(Component data from apps and pages)
▬▬▬

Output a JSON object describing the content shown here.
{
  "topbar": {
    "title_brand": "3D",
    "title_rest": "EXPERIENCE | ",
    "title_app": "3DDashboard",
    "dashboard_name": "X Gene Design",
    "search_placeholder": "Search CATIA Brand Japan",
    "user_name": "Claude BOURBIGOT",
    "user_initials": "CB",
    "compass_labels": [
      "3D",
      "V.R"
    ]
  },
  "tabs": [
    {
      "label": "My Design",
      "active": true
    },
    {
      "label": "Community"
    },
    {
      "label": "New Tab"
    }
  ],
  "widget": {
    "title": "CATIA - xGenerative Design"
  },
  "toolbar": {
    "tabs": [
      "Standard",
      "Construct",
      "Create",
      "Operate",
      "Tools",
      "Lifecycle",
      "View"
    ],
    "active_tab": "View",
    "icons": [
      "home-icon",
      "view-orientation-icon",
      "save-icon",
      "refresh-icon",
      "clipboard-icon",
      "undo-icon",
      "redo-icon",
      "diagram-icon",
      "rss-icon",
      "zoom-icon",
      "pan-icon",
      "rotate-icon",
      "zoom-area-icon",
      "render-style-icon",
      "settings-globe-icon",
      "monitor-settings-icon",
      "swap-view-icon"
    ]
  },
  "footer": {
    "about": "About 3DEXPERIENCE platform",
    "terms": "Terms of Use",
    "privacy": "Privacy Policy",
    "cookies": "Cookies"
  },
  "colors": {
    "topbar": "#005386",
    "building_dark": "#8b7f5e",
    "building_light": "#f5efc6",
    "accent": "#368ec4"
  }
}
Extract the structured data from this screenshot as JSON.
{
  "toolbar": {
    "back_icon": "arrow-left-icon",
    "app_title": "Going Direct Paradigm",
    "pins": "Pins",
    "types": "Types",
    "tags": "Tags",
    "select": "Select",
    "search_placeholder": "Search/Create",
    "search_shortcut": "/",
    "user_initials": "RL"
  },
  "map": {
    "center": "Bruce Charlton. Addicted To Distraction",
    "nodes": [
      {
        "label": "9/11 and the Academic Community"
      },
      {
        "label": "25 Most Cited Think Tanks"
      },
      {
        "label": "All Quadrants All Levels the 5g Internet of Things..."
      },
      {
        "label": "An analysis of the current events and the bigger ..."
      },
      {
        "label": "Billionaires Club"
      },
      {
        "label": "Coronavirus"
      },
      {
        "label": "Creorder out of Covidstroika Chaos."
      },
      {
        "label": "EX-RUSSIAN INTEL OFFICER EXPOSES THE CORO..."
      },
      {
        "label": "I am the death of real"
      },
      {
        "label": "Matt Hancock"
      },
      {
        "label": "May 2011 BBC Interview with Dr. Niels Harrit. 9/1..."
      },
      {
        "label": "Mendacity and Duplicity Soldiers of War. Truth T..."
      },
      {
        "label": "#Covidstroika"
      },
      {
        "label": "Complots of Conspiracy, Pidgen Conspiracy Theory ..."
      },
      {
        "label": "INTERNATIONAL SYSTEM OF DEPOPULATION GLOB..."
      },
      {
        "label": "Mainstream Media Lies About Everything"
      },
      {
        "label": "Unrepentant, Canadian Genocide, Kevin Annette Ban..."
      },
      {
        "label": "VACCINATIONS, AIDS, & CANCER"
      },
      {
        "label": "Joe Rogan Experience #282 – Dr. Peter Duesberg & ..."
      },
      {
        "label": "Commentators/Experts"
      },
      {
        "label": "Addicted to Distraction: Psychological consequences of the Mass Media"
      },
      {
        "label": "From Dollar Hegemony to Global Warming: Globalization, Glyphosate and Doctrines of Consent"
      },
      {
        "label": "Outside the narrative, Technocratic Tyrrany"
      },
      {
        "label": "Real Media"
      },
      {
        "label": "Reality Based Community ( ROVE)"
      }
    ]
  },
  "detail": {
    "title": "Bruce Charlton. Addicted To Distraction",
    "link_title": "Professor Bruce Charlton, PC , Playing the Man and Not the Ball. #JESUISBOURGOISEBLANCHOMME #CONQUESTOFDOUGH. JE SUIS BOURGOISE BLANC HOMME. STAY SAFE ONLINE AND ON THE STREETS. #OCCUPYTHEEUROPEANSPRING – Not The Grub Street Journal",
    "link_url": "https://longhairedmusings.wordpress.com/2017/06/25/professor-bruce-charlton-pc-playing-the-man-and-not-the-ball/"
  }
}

▬▬▬

_WHAT THE TASK REQUIRES_: Return all of the entries exactly as written.

_REPLY TO THE EXERCISE_:
Output a JSON object describing the content shown here.
{
  "topbar": {
    "title_brand": "3D",
    "title_rest": "EXPERIENCE | ",
    "title_app": "3DDashboard",
    "dashboard_name": "X Gene Design",
    "search_placeholder": "Search CATIA Brand Japan",
    "user_name": "Claude BOURBIGOT",
    "user_initials": "CB",
    "compass_labels": [
      "3D",
      "V.R"
    ]
  },
  "tabs": [
    {
      "label": "My Design",
      "active": true
    },
    {
      "label": "Community"
    },
    {
      "label": "New Tab"
    }
  ],
  "widget": {
    "title": "CATIA - xGenerative Design"
  },
  "toolbar": {
    "tabs": [
      "Standard",
      "Construct",
      "Create",
      "Operate",
      "Tools",
      "Lifecycle",
      "View"
    ],
    "active_tab": "View",
    "icons": [
      "home-icon",
      "view-orientation-icon",
      "save-icon",
      "refresh-icon",
      "clipboard-icon",
      "undo-icon",
      "redo-icon",
      "diagram-icon",
      "rss-icon",
      "zoom-icon",
      "pan-icon",
      "rotate-icon",
      "zoom-area-icon",
      "render-style-icon",
      "settings-globe-icon",
      "monitor-settings-icon",
      "swap-view-icon"
    ]
  },
  "footer": {
    "about": "About 3DEXPERIENCE platform",
    "terms": "Terms of Use",
    "privacy": "Privacy Policy",
    "cookies": "Cookies"
  },
  "colors": {
    "topbar": "#005386",
    "building_dark": "#8b7f5e",
    "building_light": "#f5efc6",
    "accent": "#368ec4"
  }
}
Extract the structured data from this screenshot as JSON.
{
  "toolbar": {
    "back_icon": "arrow-left-icon",
    "app_title": "Going Direct Paradigm",
    "pins": "Pins",
    "types": "Types",
    "tags": "Tags",
    "select": "Select",
    "search_placeholder": "Search/Create",
    "search_shortcut": "/",
    "user_initials": "RL"
  },
  "map": {
    "center": "Bruce Charlton. Addicted To Distraction",
    "nodes": [
      {
        "label": "9/11 and the Academic Community"
      },
      {
        "label": "25 Most Cited Think Tanks"
      },
      {
        "label": "All Quadrants All Levels the 5g Internet of Things..."
      },
      {
        "label": "An analysis of the current events and the bigger ..."
      },
      {
        "label": "Billionaires Club"
      },
      {
        "label": "Coronavirus"
      },
      {
        "label": "Creorder out of Covidstroika Chaos."
      },
      {
        "label": "EX-RUSSIAN INTEL OFFICER EXPOSES THE CORO..."
      },
      {
        "label": "I am the death of real"
      },
      {
        "label": "Matt Hancock"
      },
      {
        "label": "May 2011 BBC Interview with Dr. Niels Harrit. 9/1..."
      },
      {
        "label": "Mendacity and Duplicity Soldiers of War. Truth T..."
      },
      {
        "label": "#Covidstroika"
      },
      {
        "label": "Complots of Conspiracy, Pidgen Conspiracy Theory ..."
      },
      {
        "label": "INTERNATIONAL SYSTEM OF DEPOPULATION GLOB..."
      },
      {
        "label": "Mainstream Media Lies About Everything"
      },
      {
        "label": "Unrepentant, Canadian Genocide, Kevin Annette Ban..."
      },
      {
        "label": "VACCINATIONS, AIDS, & CANCER"
      },
      {
        "label": "Joe Rogan Experience #282 – Dr. Peter Duesberg & ..."
      },
      {
        "label": "Commentators/Experts"
      },
      {
        "label": "Addicted to Distraction: Psychological consequences of the Mass Media"
      },
      {
        "label": "From Dollar Hegemony to Global Warming: Globalization, Glyphosate and Doctrines of Consent"
      },
      {
        "label": "Outside the narrative, Technocratic Tyrrany"
      },
      {
        "label": "Real Media"
      },
      {
        "label": "Reality Based Community ( ROVE)"
      }
    ]
  },
  "detail": {
    "title": "Bruce Charlton. Addicted To Distraction",
    "link_title": "Professor Bruce Charlton, PC , Playing the Man and Not the Ball. #JESUISBOURGOISEBLANCHOMME #CONQUESTOFDOUGH. JE SUIS BOURGOISE BLANC HOMME. STAY SAFE ONLINE AND ON THE STREETS. #OCCUPYTHEEUROPEANSPRING – Not The Grub Street Journal",
    "link_url": "https://longhairedmusings.wordpress.com/2017/06/25/professor-bruce-charlton-pc-playing-the-man-and-not-the-ball/"
  }
}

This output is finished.